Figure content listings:
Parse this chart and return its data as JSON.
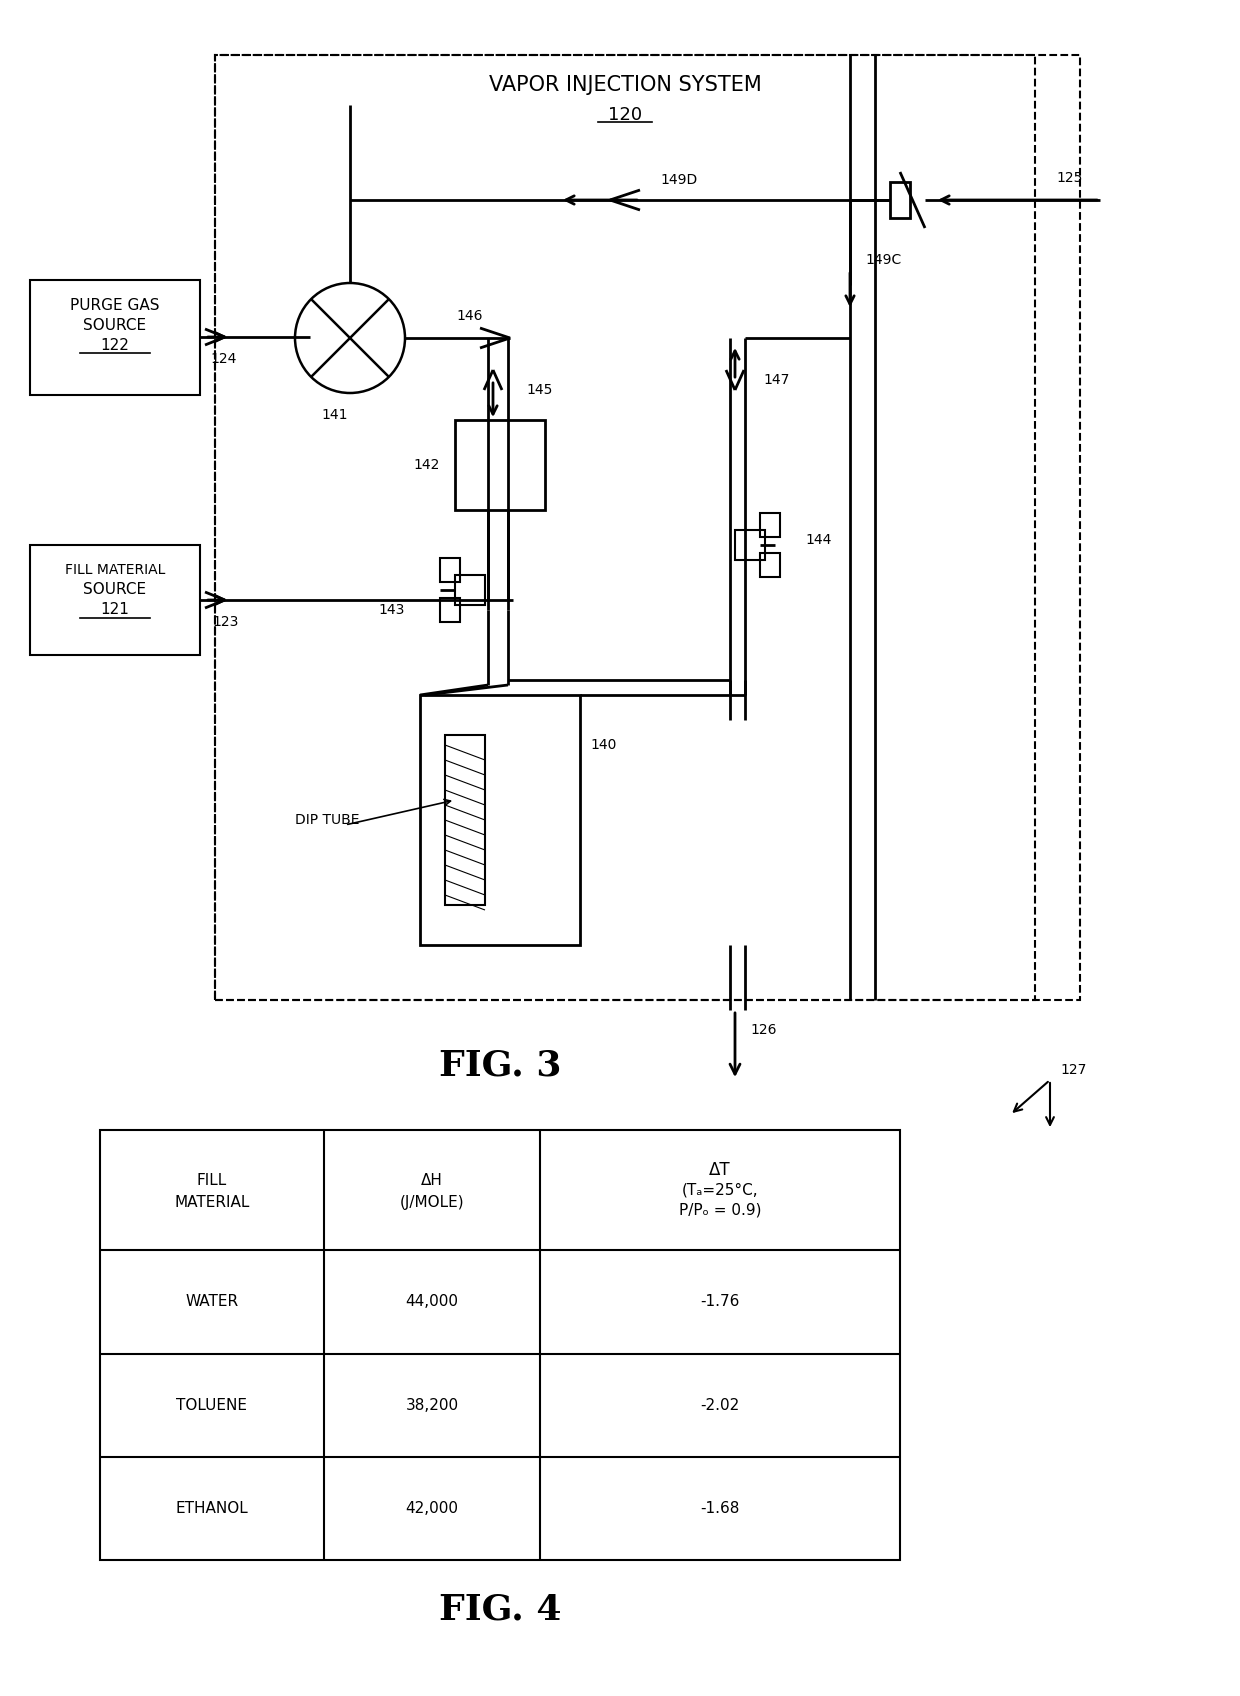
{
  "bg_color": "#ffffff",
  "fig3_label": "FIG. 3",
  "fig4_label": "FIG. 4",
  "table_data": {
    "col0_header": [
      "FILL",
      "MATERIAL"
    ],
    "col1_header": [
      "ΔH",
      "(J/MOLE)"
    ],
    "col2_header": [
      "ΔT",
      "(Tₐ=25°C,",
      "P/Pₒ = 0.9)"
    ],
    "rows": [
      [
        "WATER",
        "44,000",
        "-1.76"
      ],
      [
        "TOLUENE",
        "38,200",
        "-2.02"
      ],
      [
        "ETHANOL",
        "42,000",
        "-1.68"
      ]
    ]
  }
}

==

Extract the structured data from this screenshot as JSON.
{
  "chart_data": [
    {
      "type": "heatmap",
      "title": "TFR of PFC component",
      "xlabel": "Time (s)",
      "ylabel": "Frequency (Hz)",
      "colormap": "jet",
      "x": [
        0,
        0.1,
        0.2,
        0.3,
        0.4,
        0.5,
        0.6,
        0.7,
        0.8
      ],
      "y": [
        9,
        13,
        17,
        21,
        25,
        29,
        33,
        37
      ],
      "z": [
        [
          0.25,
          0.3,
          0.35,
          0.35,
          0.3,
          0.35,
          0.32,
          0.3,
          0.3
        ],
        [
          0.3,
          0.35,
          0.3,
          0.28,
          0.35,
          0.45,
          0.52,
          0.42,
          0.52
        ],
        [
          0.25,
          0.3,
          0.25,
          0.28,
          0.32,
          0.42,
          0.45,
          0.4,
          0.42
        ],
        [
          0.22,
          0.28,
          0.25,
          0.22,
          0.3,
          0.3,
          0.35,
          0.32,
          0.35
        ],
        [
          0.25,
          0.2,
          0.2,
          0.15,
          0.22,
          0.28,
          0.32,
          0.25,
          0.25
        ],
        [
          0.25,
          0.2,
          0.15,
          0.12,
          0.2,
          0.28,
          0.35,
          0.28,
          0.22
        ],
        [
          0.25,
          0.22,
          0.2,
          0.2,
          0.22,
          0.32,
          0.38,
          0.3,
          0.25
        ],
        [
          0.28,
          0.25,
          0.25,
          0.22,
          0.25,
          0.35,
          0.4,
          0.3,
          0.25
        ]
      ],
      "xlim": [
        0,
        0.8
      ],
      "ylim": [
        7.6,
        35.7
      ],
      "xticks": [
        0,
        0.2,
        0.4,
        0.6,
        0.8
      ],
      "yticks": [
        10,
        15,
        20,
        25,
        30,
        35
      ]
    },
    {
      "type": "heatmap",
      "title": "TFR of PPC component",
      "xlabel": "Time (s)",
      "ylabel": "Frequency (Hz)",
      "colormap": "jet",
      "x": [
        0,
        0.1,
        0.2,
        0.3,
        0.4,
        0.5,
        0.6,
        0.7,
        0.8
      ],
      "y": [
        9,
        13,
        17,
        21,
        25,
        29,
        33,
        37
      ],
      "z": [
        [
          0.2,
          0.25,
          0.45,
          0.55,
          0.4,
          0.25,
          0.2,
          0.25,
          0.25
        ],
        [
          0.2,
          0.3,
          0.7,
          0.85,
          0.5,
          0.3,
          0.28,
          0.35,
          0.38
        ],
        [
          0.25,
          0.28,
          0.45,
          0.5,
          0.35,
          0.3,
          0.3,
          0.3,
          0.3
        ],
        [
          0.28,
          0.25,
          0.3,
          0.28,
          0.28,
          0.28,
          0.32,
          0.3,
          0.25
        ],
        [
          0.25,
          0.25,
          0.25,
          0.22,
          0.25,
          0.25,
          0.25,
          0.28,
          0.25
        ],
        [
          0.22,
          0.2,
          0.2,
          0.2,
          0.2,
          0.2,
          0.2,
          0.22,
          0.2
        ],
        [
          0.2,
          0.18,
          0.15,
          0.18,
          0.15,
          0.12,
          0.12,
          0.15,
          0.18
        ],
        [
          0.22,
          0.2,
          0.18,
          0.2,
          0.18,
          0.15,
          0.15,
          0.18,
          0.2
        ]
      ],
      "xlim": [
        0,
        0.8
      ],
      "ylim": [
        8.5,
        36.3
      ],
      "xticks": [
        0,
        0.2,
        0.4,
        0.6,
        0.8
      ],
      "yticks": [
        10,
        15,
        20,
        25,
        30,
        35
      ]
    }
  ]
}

## Directions
Select from the material above each line in which the string "JSON" appears, and list those lines.

## Solution below
Parse this chart and return its data as JSON.
Extract the structured data from this screenshot as JSON.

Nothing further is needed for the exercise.